Dataset records
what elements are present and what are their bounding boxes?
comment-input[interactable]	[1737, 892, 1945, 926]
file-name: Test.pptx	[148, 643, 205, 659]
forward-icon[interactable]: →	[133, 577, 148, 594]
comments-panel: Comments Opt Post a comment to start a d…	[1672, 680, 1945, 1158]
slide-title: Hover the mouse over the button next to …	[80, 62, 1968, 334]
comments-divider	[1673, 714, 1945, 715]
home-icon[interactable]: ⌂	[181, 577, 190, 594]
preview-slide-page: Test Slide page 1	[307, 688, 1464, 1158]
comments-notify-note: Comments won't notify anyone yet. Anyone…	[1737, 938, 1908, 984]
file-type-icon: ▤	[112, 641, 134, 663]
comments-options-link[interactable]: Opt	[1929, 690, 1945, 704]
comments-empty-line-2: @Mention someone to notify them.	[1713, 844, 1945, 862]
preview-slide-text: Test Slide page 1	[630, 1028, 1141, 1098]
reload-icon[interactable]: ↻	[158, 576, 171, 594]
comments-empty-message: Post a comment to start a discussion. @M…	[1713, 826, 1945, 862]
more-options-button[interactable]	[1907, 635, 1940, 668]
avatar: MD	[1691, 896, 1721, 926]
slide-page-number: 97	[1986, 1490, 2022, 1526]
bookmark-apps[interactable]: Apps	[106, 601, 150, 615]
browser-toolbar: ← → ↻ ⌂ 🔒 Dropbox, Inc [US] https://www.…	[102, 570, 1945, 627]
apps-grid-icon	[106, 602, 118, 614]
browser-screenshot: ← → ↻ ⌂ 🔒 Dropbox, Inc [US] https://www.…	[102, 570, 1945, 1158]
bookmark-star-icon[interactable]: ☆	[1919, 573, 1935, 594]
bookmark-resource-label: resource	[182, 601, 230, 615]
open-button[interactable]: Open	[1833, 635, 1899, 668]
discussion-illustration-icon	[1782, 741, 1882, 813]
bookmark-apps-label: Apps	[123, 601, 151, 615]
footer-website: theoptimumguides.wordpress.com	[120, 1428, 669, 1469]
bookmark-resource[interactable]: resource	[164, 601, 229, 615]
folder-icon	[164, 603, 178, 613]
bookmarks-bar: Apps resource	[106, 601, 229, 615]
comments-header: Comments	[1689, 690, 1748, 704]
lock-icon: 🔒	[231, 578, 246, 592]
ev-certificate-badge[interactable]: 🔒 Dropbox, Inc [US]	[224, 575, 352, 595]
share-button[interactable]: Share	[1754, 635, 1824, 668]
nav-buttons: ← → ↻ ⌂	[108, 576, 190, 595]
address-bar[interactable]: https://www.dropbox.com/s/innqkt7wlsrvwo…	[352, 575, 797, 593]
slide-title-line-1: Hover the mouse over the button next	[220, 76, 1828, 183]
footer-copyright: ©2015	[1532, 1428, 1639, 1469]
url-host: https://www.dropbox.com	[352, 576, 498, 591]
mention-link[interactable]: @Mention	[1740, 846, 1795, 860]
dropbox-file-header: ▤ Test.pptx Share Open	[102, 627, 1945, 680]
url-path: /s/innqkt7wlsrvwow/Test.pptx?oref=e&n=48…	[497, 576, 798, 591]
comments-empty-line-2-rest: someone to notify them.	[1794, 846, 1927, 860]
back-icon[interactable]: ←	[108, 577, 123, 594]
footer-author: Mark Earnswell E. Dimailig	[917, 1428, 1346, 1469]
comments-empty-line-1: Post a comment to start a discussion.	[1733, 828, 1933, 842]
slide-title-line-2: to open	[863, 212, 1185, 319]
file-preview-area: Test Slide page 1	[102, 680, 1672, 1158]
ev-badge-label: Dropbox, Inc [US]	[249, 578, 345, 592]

Given instruction
Copy the entries above line for line, changing nothing.

Result of this task
what elements are present and what are their bounding boxes?
comment-input[interactable]	[1737, 892, 1945, 926]
file-name: Test.pptx	[148, 643, 205, 659]
forward-icon[interactable]: →	[133, 577, 148, 594]
comments-panel: Comments Opt Post a comment to start a d…	[1672, 680, 1945, 1158]
slide-title: Hover the mouse over the button next to …	[80, 62, 1968, 334]
comments-divider	[1673, 714, 1945, 715]
home-icon[interactable]: ⌂	[181, 577, 190, 594]
preview-slide-page: Test Slide page 1	[307, 688, 1464, 1158]
comments-notify-note: Comments won't notify anyone yet. Anyone…	[1737, 938, 1908, 984]
file-type-icon: ▤	[112, 641, 134, 663]
comments-options-link[interactable]: Opt	[1929, 690, 1945, 704]
comments-empty-line-2: @Mention someone to notify them.	[1713, 844, 1945, 862]
preview-slide-text: Test Slide page 1	[630, 1028, 1141, 1098]
reload-icon[interactable]: ↻	[158, 576, 171, 594]
comments-empty-message: Post a comment to start a discussion. @M…	[1713, 826, 1945, 862]
more-options-button[interactable]	[1907, 635, 1940, 668]
avatar: MD	[1691, 896, 1721, 926]
slide-page-number: 97	[1986, 1490, 2022, 1526]
bookmark-apps[interactable]: Apps	[106, 601, 150, 615]
browser-toolbar: ← → ↻ ⌂ 🔒 Dropbox, Inc [US] https://www.…	[102, 570, 1945, 627]
apps-grid-icon	[106, 602, 118, 614]
browser-screenshot: ← → ↻ ⌂ 🔒 Dropbox, Inc [US] https://www.…	[102, 570, 1945, 1158]
bookmark-star-icon[interactable]: ☆	[1919, 573, 1935, 594]
bookmark-resource-label: resource	[182, 601, 230, 615]
open-button[interactable]: Open	[1833, 635, 1899, 668]
discussion-illustration-icon	[1782, 741, 1882, 813]
bookmark-apps-label: Apps	[123, 601, 151, 615]
footer-website: theoptimumguides.wordpress.com	[120, 1428, 669, 1469]
bookmark-resource[interactable]: resource	[164, 601, 229, 615]
folder-icon	[164, 603, 178, 613]
bookmarks-bar: Apps resource	[106, 601, 229, 615]
comments-header: Comments	[1689, 690, 1748, 704]
lock-icon: 🔒	[231, 578, 246, 592]
ev-certificate-badge[interactable]: 🔒 Dropbox, Inc [US]	[224, 575, 352, 595]
share-button[interactable]: Share	[1754, 635, 1824, 668]
nav-buttons: ← → ↻ ⌂	[108, 576, 190, 595]
address-bar[interactable]: https://www.dropbox.com/s/innqkt7wlsrvwo…	[352, 575, 797, 593]
slide-title-line-1: Hover the mouse over the button next	[220, 76, 1828, 183]
footer-copyright: ©2015	[1532, 1428, 1639, 1469]
url-host: https://www.dropbox.com	[352, 576, 498, 591]
mention-link[interactable]: @Mention	[1740, 846, 1795, 860]
dropbox-file-header: ▤ Test.pptx Share Open	[102, 627, 1945, 680]
url-path: /s/innqkt7wlsrvwow/Test.pptx?oref=e&n=48…	[497, 576, 798, 591]
comments-empty-line-2-rest: someone to notify them.	[1794, 846, 1927, 860]
back-icon[interactable]: ←	[108, 577, 123, 594]
footer-author: Mark Earnswell E. Dimailig	[917, 1428, 1346, 1469]
comments-empty-line-1: Post a comment to start a discussion.	[1733, 828, 1933, 842]
slide-title-line-2: to open	[863, 212, 1185, 319]
file-preview-area: Test Slide page 1	[102, 680, 1672, 1158]
ev-badge-label: Dropbox, Inc [US]	[249, 578, 345, 592]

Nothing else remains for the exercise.